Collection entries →
***

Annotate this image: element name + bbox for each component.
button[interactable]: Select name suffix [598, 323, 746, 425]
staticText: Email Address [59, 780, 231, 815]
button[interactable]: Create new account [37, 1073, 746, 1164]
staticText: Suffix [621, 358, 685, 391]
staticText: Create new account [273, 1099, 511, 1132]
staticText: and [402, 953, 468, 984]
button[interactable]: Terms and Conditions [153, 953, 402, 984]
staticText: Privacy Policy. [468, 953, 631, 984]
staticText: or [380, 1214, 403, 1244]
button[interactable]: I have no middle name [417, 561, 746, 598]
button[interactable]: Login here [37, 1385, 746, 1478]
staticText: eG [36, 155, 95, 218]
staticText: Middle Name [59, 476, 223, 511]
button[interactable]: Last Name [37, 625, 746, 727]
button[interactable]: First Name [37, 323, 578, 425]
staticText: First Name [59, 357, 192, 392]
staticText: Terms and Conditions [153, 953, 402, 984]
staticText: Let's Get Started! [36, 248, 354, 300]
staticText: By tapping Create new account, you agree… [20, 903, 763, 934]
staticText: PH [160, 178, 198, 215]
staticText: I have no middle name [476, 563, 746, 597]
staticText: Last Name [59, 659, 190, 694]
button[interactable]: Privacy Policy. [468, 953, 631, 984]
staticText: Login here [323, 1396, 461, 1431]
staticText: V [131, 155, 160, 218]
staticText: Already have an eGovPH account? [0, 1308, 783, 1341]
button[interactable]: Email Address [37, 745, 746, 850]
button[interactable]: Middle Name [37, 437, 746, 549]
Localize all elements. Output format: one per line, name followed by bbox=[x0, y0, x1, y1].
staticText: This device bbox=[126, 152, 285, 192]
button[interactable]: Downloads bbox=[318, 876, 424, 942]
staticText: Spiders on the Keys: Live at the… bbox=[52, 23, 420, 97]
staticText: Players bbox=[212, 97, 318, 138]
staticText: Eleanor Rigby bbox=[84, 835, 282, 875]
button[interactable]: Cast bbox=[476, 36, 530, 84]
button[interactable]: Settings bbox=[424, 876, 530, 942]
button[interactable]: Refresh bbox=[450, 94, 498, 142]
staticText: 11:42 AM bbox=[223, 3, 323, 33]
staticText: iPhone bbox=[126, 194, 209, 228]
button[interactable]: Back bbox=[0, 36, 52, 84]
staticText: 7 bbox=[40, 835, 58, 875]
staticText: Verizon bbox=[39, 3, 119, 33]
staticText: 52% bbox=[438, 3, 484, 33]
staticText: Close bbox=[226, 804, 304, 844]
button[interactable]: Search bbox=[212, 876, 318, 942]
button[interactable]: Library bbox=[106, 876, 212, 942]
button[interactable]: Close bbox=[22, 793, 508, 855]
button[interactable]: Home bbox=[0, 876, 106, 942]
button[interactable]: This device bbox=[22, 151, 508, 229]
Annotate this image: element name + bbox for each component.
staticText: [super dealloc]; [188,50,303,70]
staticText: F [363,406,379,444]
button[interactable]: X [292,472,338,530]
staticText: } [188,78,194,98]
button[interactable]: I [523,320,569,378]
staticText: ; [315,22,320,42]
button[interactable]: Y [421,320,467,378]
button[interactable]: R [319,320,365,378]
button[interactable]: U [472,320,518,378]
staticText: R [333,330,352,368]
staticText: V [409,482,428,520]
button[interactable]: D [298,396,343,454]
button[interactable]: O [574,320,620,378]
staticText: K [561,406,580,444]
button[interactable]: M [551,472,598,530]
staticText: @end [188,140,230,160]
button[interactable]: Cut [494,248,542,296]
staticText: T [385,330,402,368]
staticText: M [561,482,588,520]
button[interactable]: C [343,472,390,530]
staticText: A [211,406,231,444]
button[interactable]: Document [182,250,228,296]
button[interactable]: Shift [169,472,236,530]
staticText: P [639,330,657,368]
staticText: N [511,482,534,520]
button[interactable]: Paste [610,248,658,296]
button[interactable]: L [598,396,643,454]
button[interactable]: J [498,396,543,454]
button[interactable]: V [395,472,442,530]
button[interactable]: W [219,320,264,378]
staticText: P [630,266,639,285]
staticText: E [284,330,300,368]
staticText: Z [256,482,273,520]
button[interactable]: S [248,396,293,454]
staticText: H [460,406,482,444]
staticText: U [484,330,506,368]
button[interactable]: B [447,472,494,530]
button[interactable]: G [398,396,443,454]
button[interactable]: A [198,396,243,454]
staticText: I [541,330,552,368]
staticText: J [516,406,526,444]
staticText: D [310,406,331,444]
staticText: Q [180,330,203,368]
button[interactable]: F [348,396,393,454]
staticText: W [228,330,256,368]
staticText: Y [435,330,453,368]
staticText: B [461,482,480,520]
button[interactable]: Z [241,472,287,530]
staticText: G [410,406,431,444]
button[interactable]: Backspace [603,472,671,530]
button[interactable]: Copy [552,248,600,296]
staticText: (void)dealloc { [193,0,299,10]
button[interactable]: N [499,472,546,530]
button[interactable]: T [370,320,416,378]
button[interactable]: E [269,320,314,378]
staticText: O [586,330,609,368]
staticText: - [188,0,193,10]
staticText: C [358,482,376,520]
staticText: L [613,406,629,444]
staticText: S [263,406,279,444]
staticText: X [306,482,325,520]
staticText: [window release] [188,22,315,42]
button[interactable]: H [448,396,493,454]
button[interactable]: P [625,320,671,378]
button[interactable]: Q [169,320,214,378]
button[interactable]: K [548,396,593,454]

***

Work instructions → Report how many lines of the records above contain the string "account", counting a match only when its letter case is identical. Give only the number.

Task response → 4